▶ **Short task A**:
In the mooring swivel extract, under what amplitude do the small alternating motions on the bearing stay in offshore conditions?
▶ **Short task B**:
Reproduce the part of the mooring swivel extract from "The main object" to "of offshore service.".

▶ **Selected extract**:
— START —

The floating facility may be a ship and the marine structure a mooring buoy anchored at a distance from shore. The marine structure may also be a tower, a dolphin, an articulated leg, a buoyant column, a mooring trunk, a tank, etc. It may also be a buoy for loading and/or unloading ship cargo, a facility from which operations such as seabed drilling, oil recovery, etc. are carried out or controlled.

The floating facility may also be a plant for the recovery of thermal energy from seas or a floating oil processing and storage plant.

In most cases, the swivel system has to transmit important forces while allowing relative free movement between the arm of the floating facility and the marine structure. Such freedom of motion is required to allow for the dynamic attack by wind, wave and currents.

Wave action requires firstly free nutation movement about a vertical axis to cater for the floating facility roll, pitch and heave and secondly free swaying movement in a horizontal plane for small alternating motions. Wind and current direction variations require that the floating facility be able to weathervane about the marine structure which is in a fixed position relative to the seabed, the swivel joint allowing a rotation of more than one full turn.

Swivel systems are already in use for ship mooring to structures such as trunk buoys or articulated legs which provide the above defined freedom of motion. These systems are based on ball or roller bearings and combine a guide ring or turntable with a vertical axis and a universal coupling pivoting about two perpendicular horizontal axes.

Other systems with the same geometry are also in use which are based on journal bearings with lubricated copper alloy bushings.

Such systems are little suited to the particular stresses imposed by marine environment on such facilities.

Ball and roller bearings are designed for continuous running and their operation is upset by the slightest corrosion.

Under offshore conditions, movements are slow and with small amplitudes and fatigue stresses are constantly applied to the same area of the bearing which is only subjected to small alternating motions with an amplitude less than 10°. Also, corrosion due to marine environment is severe.

Journal bearings with copper alloy bushings are generally subject to rapid wear thus increasing running play which in turn prompts wear due to the smaller area which is in contact with the shaft. Frequent replacements are required. Maintenance operations at sea are difficult and cost intensive, especially when, as this is the case with oil recovery facilities, they involve oil production disruption.

The prior art may be illustrated by the following french patent FR-A No. 2 171 478 and the following U.S. Pat. Nos. 3,614,869, 4,262,380, 4,494,475, 4,439,055 and 4,435,097.

On the other hand, the system of this invention provides a clearance free joint whose most components are not subject to corrosion, wear or fatigue when submitted to repeated small amplitude alternating motions. Moreover, with this system, the use of wearing components concerns only a very small part of the joint movements and thus fully dispenses from maintenance or material replacement throughout the period of utilization of the marine structure which may extend over several years.

The main object of this invention is to provide a new swivel joint between an anchored marine structure and a rotating mooring arm that be particularly well suited to the nature of stresses imposed by offshore environment and that would not require any maintenance over a long period of offshore service.

— END —

▶ **Raw data**:
— START —

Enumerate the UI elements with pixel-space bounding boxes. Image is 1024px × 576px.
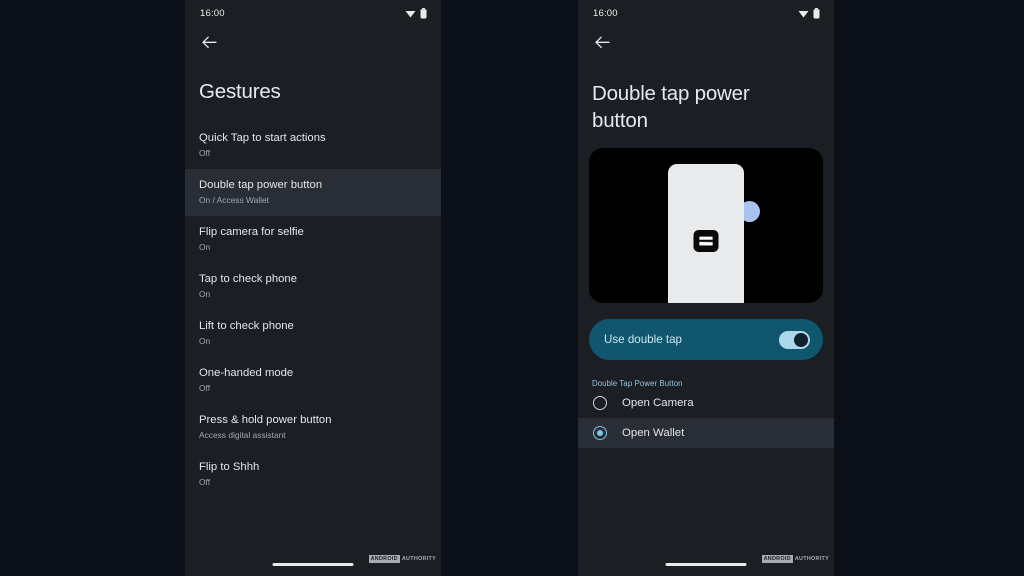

— END —

▶ **Output A**:
Less than 10°.

▶ **Output B**:
The main object of this invention is to provide a new swivel joint between an anchored marine structure and a rotating mooring arm that be particularly well suited to the nature of stresses imposed by offshore environment and that would not require any maintenance over a long period of offshore service.